**CONSEGNA 1:** Nel testo sulla grafologia, in quale anno l'abate Jean-Hippolyte Michon conia il termine "grafologia"?
**CONSEGNA 2:** Riproduci esattamente il brano del testo sulla grafologia compreso tra "Successivamente, il suo" e "Huo Jo Hsu).", estremi inclusi.

**TESTO SCELTO:**

· · · ·

Alcune tappe fondamentali della formazione della moderna grafologia (I/II)

Nata verso la seconda metà dell’800 in Francia, la nuova scienza grafologica ha subito un impulso forte e grande pubblicizzazione grazie all’opera di sistematizzazione, prima da parte dell’abate Jean-Hippolyte Michon (1806-1881) che nel 1868 conia il termine un po’ asettico di grafologia (da greco graphé, scrittura e logos, parola o studio) e fonda la Societé Française de Graphologie, tuttora esistente:

Successivamente, il suo allievo, il dentista Jules Crépieux-Jamin (1859-1940) crea il primo ‘metodo’ grafologico di tipo scientifico, pubblicando i celeberrimi “L’écriture et le caractère” (1887) e “ABC de la graphlogie” (1929):

Vi sono tuttavia testimonianze del fatto che già gli antichi cinesi conoscessero come: “dalla scrittura si può dedurre infallibilmente se lo scrivente sia un nobile o una volgare persona” (il saggio Huo Jo Hsu).

Lo studio della scrittura non è stato possibile fino a che questa non ha raggiunto un  livello sufficiente di personalizzazione, nel  Medio Evo, infatti, pochissimi sapevano scrivere e gli amanuensi, religiosi che copiavano i testi a mano e redigeva atti ufficiali e legali, certo non lo facevano con una grafia spontanea, bensì piuttosto studiata o ‘calligrafica’, non adatta allo studio grafologico.

In realtà già nel XVI secolo erano stati affrontati studi circa il rapporto grafia-personalità soprattutto in città sedi di importanti Università, come Napoli e Bologna dove, per studiare, si scriveva.

Prospero Aldorisio a Napoli, nel 1611, scrive “Il messaggero ideografico”, Camillo Baldi (1547-1634), docente di medicina all’Università di Bologna, è autore del trattato: “Come da una lettera missiva si conoscano la natura e qualità dello scrittore”.

Sempre a Napoli, il medico calabrese Marco Aurelio Severino (1580-1656) pubblica un trattato sull’interpretazione delle lettere, in un’ottica di pronostici medici dalla scrittura.

A questi si aggiungono nel tempo altri esperti di varia provenienza culturale e geografica, che arricchiscono e approfondiscono questi studi, come i già citati Abate Jean Hippolyte Michon prima e  il suo allievo Jules Crépiux-Jamin poi. Quest’ultimo traghetterà la grafologia fuori dall’ambiguo ambito in cui ancora si muoveva, fornendo le prove grafologiche delle false accuse di spionaggio ai danni dell’ufficiale ebreo-francese  Alfred Deyfuss, un caso ‘di cronaca’ che fece discutere molto alla fine del 1800.

· · · ·

**DATI DI LAVORO:**
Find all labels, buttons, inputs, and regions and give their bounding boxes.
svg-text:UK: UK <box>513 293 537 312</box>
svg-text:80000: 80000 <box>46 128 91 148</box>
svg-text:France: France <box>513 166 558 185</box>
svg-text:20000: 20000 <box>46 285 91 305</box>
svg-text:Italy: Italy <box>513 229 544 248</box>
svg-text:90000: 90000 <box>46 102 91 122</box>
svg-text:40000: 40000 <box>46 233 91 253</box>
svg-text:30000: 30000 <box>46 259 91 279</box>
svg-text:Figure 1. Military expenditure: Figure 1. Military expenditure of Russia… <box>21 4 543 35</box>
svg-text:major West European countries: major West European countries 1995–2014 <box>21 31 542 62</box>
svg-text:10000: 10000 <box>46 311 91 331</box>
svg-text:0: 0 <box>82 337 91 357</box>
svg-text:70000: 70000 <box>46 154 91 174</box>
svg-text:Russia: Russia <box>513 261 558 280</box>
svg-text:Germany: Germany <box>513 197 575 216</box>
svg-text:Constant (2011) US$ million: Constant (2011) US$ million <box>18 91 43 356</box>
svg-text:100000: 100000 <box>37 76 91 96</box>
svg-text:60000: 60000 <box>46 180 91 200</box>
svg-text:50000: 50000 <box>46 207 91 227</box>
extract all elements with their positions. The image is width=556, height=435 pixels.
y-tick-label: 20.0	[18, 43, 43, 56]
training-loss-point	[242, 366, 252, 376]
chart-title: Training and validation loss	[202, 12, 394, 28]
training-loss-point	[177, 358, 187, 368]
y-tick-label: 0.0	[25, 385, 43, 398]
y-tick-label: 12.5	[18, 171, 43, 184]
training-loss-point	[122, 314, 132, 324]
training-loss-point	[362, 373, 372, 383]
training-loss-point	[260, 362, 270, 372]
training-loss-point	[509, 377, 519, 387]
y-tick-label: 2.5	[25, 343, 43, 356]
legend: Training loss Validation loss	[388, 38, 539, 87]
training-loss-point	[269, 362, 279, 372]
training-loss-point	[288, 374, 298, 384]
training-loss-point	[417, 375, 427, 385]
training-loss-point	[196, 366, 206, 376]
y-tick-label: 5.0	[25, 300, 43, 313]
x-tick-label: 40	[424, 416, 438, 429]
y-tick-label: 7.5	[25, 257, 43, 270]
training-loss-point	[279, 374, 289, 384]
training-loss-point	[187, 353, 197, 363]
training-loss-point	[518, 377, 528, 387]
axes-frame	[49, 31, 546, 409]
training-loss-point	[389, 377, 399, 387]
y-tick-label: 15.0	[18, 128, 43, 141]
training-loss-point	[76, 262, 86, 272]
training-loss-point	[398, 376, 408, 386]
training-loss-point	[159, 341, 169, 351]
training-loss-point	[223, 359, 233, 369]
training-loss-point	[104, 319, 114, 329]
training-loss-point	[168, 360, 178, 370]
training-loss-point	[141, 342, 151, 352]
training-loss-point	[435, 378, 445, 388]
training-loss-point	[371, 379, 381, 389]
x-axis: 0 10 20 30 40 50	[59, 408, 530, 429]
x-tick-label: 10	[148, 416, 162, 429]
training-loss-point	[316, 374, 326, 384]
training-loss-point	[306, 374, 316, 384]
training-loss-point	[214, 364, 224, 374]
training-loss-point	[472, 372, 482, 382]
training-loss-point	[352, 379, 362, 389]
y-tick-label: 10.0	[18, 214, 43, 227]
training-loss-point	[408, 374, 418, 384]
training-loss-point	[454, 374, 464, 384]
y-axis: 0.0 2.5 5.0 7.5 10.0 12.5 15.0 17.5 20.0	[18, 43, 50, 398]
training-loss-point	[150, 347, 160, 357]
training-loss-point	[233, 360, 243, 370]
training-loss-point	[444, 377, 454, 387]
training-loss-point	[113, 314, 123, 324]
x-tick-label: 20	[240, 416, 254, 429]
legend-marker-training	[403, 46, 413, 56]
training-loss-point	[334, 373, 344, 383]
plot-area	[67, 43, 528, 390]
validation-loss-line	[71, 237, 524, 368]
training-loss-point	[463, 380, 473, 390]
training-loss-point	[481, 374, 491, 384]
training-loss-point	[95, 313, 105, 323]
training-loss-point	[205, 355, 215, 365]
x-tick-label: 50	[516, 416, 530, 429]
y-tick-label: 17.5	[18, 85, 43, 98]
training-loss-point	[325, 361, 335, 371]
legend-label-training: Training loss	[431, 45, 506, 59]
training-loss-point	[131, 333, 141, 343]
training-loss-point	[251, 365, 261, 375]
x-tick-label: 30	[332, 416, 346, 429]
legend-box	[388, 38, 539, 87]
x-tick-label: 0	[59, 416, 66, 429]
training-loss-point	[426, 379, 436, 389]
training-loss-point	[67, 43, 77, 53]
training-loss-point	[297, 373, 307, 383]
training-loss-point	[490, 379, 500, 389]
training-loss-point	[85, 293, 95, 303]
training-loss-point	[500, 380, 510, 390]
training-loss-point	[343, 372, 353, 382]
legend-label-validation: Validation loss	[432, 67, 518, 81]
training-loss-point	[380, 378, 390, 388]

· · · ·

**SOLUZIONE 1:** Nel 1868.

**SOLUZIONE 2:**
Successivamente, il suo allievo, il dentista Jules Crépieux-Jamin (1859-1940) crea il primo ‘metodo’ grafologico di tipo scientifico, pubblicando i celeberrimi “L’écriture et le caractère” (1887) e “ABC de la graphlogie” (1929):

Vi sono tuttavia testimonianze del fatto che già gli antichi cinesi conoscessero come: “dalla scrittura si può dedurre infallibilmente se lo scrivente sia un nobile o una volgare persona” (il saggio Huo Jo Hsu).